## INSTRUCTION
Restate all the material verbatim, except for the pictures.

[Stored dataset items]

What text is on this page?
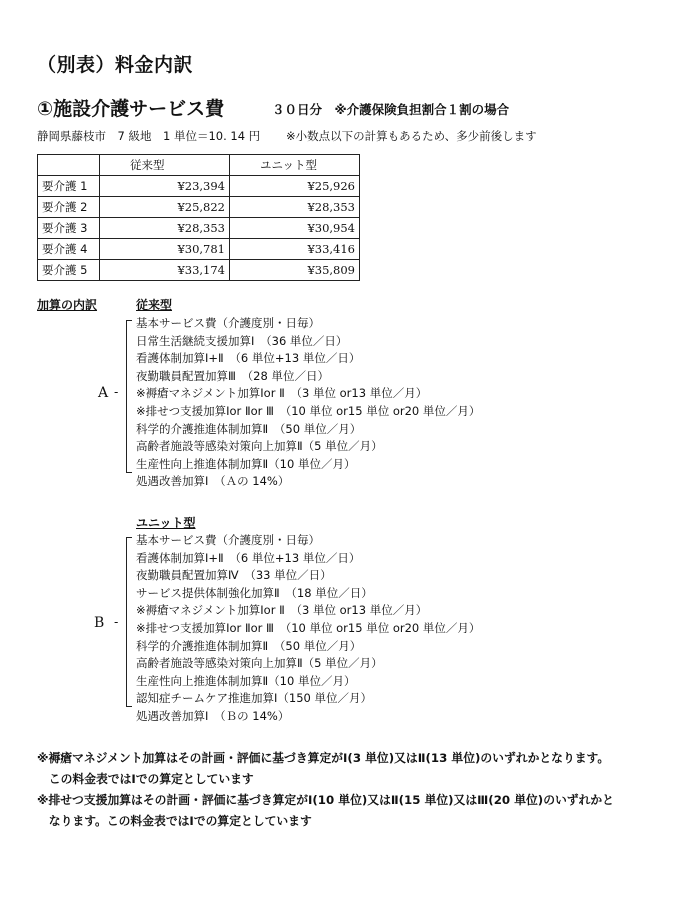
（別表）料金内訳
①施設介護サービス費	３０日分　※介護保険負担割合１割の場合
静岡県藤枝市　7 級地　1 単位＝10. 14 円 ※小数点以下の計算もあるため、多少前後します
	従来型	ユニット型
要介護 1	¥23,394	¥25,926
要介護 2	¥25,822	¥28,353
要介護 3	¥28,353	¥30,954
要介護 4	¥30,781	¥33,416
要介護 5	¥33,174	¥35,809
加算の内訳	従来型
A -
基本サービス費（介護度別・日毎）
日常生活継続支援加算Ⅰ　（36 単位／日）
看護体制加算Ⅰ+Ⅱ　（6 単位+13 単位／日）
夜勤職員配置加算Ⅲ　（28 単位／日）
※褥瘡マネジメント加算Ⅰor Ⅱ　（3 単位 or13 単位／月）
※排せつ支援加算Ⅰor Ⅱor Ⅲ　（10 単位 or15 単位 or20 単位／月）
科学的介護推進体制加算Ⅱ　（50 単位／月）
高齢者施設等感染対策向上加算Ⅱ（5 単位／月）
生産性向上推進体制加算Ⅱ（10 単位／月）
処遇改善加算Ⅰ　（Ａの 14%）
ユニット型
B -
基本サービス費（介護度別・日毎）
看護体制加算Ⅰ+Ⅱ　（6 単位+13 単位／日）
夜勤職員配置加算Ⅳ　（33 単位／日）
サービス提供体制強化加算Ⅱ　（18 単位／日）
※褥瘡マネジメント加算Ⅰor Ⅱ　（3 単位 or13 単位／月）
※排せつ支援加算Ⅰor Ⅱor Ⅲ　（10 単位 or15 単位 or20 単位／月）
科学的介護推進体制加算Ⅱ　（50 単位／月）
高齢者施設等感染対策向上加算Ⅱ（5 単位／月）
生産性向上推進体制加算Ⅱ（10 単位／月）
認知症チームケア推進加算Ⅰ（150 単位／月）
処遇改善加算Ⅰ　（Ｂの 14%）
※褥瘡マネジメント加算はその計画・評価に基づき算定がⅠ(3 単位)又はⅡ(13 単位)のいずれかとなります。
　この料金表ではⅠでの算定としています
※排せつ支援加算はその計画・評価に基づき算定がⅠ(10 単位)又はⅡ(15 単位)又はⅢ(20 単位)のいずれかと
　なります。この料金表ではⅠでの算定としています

## SOLUTION TO THE PROBLEM
What text is on this page?
（別表）料金内訳
①施設介護サービス費	３０日分　※介護保険負担割合１割の場合
静岡県藤枝市　7 級地　1 単位＝10. 14 円 ※小数点以下の計算もあるため、多少前後します
	従来型	ユニット型
要介護 1	¥23,394	¥25,926
要介護 2	¥25,822	¥28,353
要介護 3	¥28,353	¥30,954
要介護 4	¥30,781	¥33,416
要介護 5	¥33,174	¥35,809
加算の内訳	従来型
A -
基本サービス費（介護度別・日毎）
日常生活継続支援加算Ⅰ　（36 単位／日）
看護体制加算Ⅰ+Ⅱ　（6 単位+13 単位／日）
夜勤職員配置加算Ⅲ　（28 単位／日）
※褥瘡マネジメント加算Ⅰor Ⅱ　（3 単位 or13 単位／月）
※排せつ支援加算Ⅰor Ⅱor Ⅲ　（10 単位 or15 単位 or20 単位／月）
科学的介護推進体制加算Ⅱ　（50 単位／月）
高齢者施設等感染対策向上加算Ⅱ（5 単位／月）
生産性向上推進体制加算Ⅱ（10 単位／月）
処遇改善加算Ⅰ　（Ａの 14%）
ユニット型
B -
基本サービス費（介護度別・日毎）
看護体制加算Ⅰ+Ⅱ　（6 単位+13 単位／日）
夜勤職員配置加算Ⅳ　（33 単位／日）
サービス提供体制強化加算Ⅱ　（18 単位／日）
※褥瘡マネジメント加算Ⅰor Ⅱ　（3 単位 or13 単位／月）
※排せつ支援加算Ⅰor Ⅱor Ⅲ　（10 単位 or15 単位 or20 単位／月）
科学的介護推進体制加算Ⅱ　（50 単位／月）
高齢者施設等感染対策向上加算Ⅱ（5 単位／月）
生産性向上推進体制加算Ⅱ（10 単位／月）
認知症チームケア推進加算Ⅰ（150 単位／月）
処遇改善加算Ⅰ　（Ｂの 14%）
※褥瘡マネジメント加算はその計画・評価に基づき算定がⅠ(3 単位)又はⅡ(13 単位)のいずれかとなります。
　この料金表ではⅠでの算定としています
※排せつ支援加算はその計画・評価に基づき算定がⅠ(10 単位)又はⅡ(15 単位)又はⅢ(20 単位)のいずれかと
　なります。この料金表ではⅠでの算定としています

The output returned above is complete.